__Problem statement__.
Exactly as written, transcribe the lines that run from the one containing "Give me a plain-text" to the end of the records below.

Items from a dataset:
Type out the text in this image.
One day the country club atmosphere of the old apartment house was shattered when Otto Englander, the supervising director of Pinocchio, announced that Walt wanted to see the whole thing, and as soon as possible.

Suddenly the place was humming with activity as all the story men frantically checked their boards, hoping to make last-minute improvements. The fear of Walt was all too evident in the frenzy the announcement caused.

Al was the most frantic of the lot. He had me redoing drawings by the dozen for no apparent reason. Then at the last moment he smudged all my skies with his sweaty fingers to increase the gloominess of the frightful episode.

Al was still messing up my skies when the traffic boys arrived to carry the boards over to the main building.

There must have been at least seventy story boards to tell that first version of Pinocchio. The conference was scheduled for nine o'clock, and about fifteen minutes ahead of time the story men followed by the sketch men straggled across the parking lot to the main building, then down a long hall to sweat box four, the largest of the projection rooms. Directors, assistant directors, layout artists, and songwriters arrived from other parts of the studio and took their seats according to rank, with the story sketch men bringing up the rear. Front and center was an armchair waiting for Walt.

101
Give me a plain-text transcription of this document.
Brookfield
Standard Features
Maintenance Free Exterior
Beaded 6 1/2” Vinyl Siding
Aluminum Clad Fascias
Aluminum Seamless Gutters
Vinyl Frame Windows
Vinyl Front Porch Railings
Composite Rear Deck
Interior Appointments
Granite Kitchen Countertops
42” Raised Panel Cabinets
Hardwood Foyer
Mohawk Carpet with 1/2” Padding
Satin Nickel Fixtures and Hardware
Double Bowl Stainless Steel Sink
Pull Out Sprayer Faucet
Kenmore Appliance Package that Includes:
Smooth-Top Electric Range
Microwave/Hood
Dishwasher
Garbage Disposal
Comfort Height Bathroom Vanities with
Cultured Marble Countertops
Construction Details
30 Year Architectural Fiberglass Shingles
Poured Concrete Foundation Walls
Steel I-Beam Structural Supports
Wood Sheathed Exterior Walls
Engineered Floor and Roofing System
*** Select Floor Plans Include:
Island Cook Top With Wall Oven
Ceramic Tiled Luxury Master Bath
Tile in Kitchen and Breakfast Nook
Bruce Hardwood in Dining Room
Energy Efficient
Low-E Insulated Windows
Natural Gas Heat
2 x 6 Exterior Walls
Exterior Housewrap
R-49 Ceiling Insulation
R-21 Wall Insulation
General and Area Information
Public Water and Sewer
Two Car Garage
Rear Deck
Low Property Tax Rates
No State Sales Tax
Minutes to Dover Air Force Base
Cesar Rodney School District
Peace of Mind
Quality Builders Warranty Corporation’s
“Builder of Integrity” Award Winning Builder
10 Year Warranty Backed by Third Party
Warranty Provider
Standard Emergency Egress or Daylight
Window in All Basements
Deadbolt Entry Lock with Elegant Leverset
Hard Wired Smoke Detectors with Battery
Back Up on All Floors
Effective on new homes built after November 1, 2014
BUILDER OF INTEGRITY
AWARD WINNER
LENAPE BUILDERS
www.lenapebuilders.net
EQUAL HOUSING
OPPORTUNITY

__Solution__.
Give me a plain-text transcription of this document.
Brookfield
Standard Features
Maintenance Free Exterior
Beaded 6 1/2” Vinyl Siding
Aluminum Clad Fascias
Aluminum Seamless Gutters
Vinyl Frame Windows
Vinyl Front Porch Railings
Composite Rear Deck
Interior Appointments
Granite Kitchen Countertops
42” Raised Panel Cabinets
Hardwood Foyer
Mohawk Carpet with 1/2” Padding
Satin Nickel Fixtures and Hardware
Double Bowl Stainless Steel Sink
Pull Out Sprayer Faucet
Kenmore Appliance Package that Includes:
Smooth-Top Electric Range
Microwave/Hood
Dishwasher
Garbage Disposal
Comfort Height Bathroom Vanities with
Cultured Marble Countertops
Construction Details
30 Year Architectural Fiberglass Shingles
Poured Concrete Foundation Walls
Steel I-Beam Structural Supports
Wood Sheathed Exterior Walls
Engineered Floor and Roofing System
*** Select Floor Plans Include:
Island Cook Top With Wall Oven
Ceramic Tiled Luxury Master Bath
Tile in Kitchen and Breakfast Nook
Bruce Hardwood in Dining Room
Energy Efficient
Low-E Insulated Windows
Natural Gas Heat
2 x 6 Exterior Walls
Exterior Housewrap
R-49 Ceiling Insulation
R-21 Wall Insulation
General and Area Information
Public Water and Sewer
Two Car Garage
Rear Deck
Low Property Tax Rates
No State Sales Tax
Minutes to Dover Air Force Base
Cesar Rodney School District
Peace of Mind
Quality Builders Warranty Corporation’s
“Builder of Integrity” Award Winning Builder
10 Year Warranty Backed by Third Party
Warranty Provider
Standard Emergency Egress or Daylight
Window in All Basements
Deadbolt Entry Lock with Elegant Leverset
Hard Wired Smoke Detectors with Battery
Back Up on All Floors
Effective on new homes built after November 1, 2014
BUILDER OF INTEGRITY
AWARD WINNER
LENAPE BUILDERS
www.lenapebuilders.net
EQUAL HOUSING
OPPORTUNITY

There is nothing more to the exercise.